> _Stated problem_
Look through the lines of the material and count those containing "городов". Give that count alone.

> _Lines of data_
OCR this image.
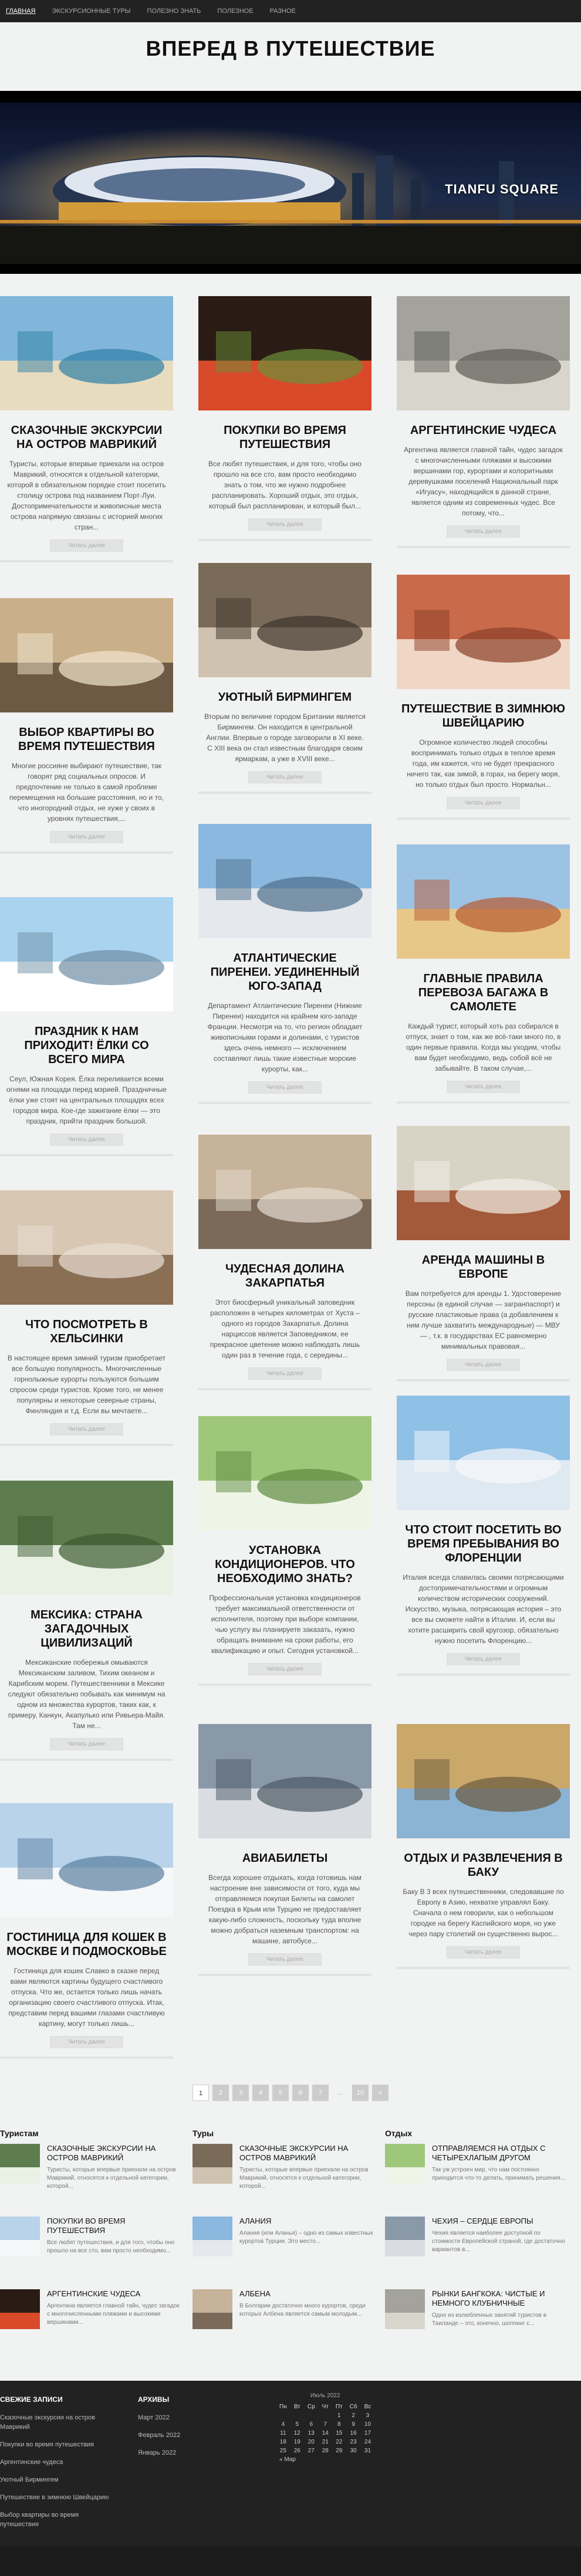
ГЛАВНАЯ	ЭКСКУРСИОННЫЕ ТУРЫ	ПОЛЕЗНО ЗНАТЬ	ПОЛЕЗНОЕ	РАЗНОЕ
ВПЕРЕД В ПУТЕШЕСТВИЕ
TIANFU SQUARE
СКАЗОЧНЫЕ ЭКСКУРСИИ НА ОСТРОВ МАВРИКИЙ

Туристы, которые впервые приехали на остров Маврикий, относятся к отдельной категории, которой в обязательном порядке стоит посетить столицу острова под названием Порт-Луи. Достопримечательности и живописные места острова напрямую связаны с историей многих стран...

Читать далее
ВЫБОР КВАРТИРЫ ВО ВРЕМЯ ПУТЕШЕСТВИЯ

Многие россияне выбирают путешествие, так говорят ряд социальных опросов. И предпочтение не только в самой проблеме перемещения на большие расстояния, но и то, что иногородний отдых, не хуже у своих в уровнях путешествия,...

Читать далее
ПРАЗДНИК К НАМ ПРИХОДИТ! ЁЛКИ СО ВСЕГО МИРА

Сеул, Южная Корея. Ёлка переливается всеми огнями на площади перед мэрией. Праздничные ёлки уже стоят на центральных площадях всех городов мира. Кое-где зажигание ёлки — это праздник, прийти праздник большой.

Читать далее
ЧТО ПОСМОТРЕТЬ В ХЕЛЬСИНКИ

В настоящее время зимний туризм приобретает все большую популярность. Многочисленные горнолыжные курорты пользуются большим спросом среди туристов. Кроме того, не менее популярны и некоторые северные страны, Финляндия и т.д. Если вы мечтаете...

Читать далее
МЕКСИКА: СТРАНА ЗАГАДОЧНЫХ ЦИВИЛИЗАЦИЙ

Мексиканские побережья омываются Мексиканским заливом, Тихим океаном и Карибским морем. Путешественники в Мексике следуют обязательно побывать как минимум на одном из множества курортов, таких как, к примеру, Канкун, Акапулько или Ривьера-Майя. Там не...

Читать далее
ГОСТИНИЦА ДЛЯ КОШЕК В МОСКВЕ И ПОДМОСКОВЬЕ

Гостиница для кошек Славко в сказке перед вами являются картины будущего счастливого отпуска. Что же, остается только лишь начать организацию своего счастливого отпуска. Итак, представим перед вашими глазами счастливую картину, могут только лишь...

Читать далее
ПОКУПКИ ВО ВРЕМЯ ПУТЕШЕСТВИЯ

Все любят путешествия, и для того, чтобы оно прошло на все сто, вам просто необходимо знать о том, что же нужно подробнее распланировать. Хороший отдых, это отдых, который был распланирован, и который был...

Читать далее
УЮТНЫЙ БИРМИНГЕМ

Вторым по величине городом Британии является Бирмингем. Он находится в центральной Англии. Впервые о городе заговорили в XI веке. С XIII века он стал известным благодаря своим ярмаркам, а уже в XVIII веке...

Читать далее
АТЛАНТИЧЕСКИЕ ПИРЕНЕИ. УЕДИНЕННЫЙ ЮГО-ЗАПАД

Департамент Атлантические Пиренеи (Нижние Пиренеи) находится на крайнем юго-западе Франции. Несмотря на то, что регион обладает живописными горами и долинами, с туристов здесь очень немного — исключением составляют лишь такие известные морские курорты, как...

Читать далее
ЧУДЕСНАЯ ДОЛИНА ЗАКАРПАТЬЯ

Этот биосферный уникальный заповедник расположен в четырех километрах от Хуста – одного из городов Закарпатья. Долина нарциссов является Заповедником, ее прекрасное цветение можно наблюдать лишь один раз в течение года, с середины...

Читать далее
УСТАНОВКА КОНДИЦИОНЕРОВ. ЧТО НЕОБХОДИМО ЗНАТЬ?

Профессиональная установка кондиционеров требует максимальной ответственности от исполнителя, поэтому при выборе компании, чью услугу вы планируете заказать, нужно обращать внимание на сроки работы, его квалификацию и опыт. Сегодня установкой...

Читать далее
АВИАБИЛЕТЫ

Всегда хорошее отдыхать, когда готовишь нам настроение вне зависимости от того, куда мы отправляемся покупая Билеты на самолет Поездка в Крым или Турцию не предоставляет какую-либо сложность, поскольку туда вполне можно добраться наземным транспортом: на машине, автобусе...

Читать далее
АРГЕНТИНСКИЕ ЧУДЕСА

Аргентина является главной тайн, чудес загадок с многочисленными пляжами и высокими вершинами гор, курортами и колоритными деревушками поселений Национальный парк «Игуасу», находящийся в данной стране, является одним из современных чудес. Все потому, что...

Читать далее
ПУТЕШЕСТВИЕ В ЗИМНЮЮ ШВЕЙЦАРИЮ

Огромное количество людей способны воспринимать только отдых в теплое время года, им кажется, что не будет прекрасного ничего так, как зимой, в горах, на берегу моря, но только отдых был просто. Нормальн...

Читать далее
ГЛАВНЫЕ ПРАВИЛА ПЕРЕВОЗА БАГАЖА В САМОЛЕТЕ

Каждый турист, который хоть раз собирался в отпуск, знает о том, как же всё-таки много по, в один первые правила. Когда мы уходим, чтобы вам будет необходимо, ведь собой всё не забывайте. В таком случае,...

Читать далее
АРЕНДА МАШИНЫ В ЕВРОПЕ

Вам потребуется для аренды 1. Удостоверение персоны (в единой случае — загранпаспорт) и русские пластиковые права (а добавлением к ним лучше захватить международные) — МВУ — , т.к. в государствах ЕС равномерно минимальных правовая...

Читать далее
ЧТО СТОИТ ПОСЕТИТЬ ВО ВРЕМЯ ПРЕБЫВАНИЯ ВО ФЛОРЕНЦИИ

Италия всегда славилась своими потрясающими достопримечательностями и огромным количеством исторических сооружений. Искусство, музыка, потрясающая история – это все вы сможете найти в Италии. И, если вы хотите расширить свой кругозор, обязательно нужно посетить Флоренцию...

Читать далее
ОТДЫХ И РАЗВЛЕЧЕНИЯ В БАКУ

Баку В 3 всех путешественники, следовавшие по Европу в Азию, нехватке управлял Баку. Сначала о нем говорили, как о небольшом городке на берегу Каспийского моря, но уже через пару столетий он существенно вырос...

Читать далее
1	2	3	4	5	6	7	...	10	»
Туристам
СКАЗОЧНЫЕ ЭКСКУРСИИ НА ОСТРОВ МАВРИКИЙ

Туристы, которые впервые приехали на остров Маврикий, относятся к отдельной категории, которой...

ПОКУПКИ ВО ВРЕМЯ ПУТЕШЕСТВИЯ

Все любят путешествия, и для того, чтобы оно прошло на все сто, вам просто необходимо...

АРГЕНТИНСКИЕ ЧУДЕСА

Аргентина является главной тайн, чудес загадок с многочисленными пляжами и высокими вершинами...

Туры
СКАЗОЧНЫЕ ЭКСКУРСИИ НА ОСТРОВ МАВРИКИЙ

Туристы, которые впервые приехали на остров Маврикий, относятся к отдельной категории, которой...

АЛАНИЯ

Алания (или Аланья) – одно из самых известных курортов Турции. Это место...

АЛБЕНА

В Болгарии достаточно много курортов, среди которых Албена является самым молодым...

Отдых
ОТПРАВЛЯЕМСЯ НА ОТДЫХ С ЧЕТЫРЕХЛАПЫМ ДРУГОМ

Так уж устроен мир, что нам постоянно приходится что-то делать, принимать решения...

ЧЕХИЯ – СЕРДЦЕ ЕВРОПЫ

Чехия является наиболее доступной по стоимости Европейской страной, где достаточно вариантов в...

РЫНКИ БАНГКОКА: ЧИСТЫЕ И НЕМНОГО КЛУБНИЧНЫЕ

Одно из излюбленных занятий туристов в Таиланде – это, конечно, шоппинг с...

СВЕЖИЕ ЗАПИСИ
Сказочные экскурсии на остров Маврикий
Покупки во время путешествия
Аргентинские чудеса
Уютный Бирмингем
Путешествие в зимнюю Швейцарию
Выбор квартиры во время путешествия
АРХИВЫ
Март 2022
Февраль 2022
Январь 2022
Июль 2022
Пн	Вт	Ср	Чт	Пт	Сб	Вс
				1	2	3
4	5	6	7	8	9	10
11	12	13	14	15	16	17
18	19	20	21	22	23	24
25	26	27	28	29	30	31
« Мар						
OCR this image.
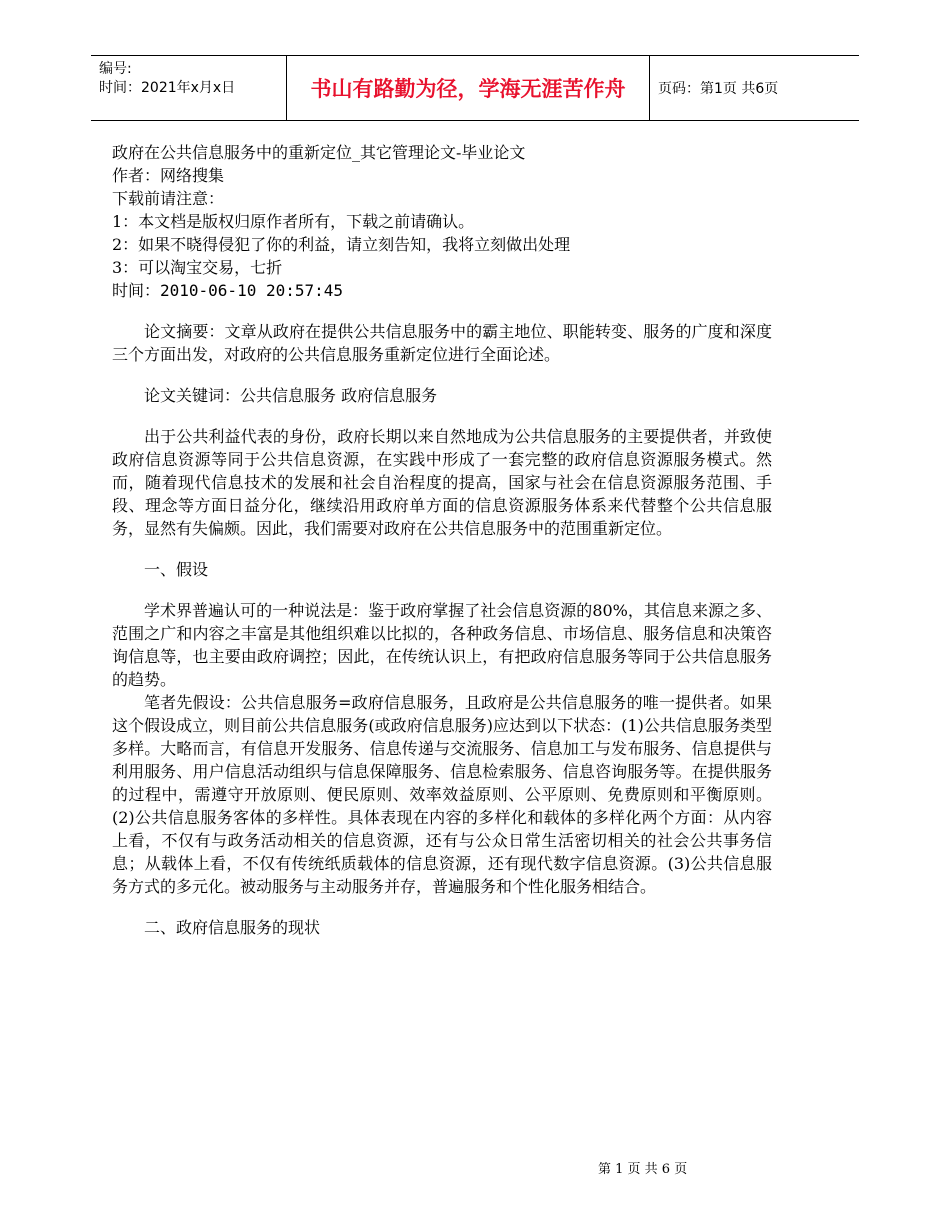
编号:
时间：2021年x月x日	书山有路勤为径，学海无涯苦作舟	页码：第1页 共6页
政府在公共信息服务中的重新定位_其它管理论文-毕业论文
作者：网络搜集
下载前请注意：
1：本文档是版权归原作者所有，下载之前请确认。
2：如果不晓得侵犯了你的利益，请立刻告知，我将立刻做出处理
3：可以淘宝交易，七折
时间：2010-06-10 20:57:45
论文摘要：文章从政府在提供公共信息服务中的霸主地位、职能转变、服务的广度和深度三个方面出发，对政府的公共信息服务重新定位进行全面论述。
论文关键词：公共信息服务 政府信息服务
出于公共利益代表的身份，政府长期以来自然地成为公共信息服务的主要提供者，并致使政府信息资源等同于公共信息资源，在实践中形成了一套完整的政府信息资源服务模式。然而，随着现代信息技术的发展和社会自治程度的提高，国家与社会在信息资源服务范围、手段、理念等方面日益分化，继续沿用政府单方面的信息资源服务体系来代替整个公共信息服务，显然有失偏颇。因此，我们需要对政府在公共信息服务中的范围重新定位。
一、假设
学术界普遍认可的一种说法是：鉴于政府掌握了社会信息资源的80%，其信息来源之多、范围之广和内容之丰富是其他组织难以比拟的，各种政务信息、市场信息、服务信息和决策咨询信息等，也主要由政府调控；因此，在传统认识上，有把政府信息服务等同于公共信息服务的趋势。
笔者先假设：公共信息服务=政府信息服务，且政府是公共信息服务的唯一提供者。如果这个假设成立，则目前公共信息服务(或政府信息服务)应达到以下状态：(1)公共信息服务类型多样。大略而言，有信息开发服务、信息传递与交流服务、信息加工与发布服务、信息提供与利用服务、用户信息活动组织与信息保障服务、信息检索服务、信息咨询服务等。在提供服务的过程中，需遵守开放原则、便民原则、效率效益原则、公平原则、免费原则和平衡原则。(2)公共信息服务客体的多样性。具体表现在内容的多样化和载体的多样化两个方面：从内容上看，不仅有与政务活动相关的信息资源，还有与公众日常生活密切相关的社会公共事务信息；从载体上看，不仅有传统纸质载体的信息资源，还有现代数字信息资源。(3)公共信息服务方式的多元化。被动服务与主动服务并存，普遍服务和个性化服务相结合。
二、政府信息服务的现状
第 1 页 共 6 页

> _Task response_
2